#### [Action item]
A faithful, complete copy of the entries below is required, with images removed.

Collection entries
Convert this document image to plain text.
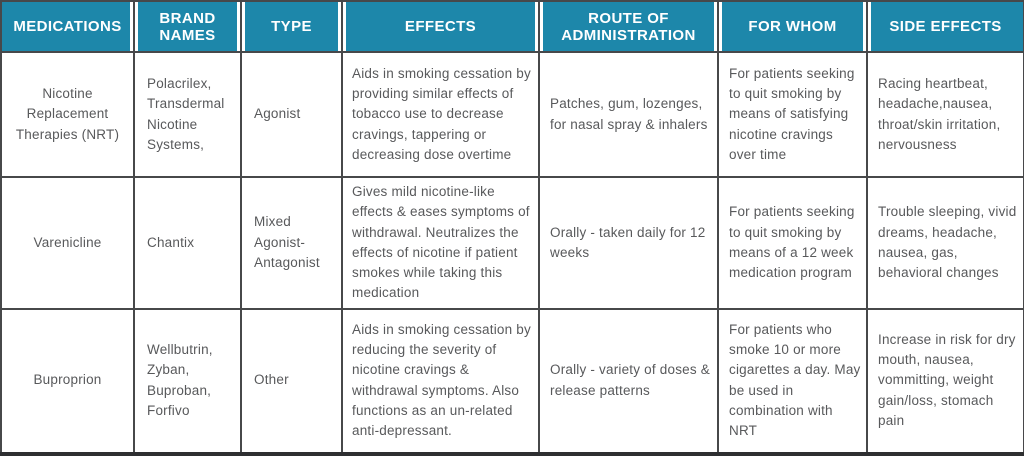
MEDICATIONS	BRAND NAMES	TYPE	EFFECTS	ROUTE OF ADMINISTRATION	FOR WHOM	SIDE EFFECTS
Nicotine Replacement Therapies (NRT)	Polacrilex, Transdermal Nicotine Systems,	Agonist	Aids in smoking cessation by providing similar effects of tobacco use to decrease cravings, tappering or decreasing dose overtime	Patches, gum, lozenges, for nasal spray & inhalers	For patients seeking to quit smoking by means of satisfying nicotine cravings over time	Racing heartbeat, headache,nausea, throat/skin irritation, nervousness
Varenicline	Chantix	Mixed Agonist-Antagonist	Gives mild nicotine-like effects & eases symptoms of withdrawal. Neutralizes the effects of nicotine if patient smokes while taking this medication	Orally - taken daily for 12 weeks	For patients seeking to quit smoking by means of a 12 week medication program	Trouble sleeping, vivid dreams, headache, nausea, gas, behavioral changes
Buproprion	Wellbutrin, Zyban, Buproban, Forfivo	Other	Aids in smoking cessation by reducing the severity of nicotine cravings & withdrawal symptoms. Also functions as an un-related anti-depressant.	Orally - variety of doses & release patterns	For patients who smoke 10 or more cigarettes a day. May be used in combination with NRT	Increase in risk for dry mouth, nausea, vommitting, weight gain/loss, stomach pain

#### [Your solution]
Convert this document image to plain text.
MEDICATIONS	BRAND NAMES	TYPE	EFFECTS	ROUTE OF ADMINISTRATION	FOR WHOM	SIDE EFFECTS
Nicotine Replacement Therapies (NRT)	Polacrilex, Transdermal Nicotine Systems,	Agonist	Aids in smoking cessation by providing similar effects of tobacco use to decrease cravings, tappering or decreasing dose overtime	Patches, gum, lozenges, for nasal spray & inhalers	For patients seeking to quit smoking by means of satisfying nicotine cravings over time	Racing heartbeat, headache,nausea, throat/skin irritation, nervousness
Varenicline	Chantix	Mixed Agonist-Antagonist	Gives mild nicotine-like effects & eases symptoms of withdrawal. Neutralizes the effects of nicotine if patient smokes while taking this medication	Orally - taken daily for 12 weeks	For patients seeking to quit smoking by means of a 12 week medication program	Trouble sleeping, vivid dreams, headache, nausea, gas, behavioral changes
Buproprion	Wellbutrin, Zyban, Buproban, Forfivo	Other	Aids in smoking cessation by reducing the severity of nicotine cravings & withdrawal symptoms. Also functions as an un-related anti-depressant.	Orally - variety of doses & release patterns	For patients who smoke 10 or more cigarettes a day. May be used in combination with NRT	Increase in risk for dry mouth, nausea, vommitting, weight gain/loss, stomach pain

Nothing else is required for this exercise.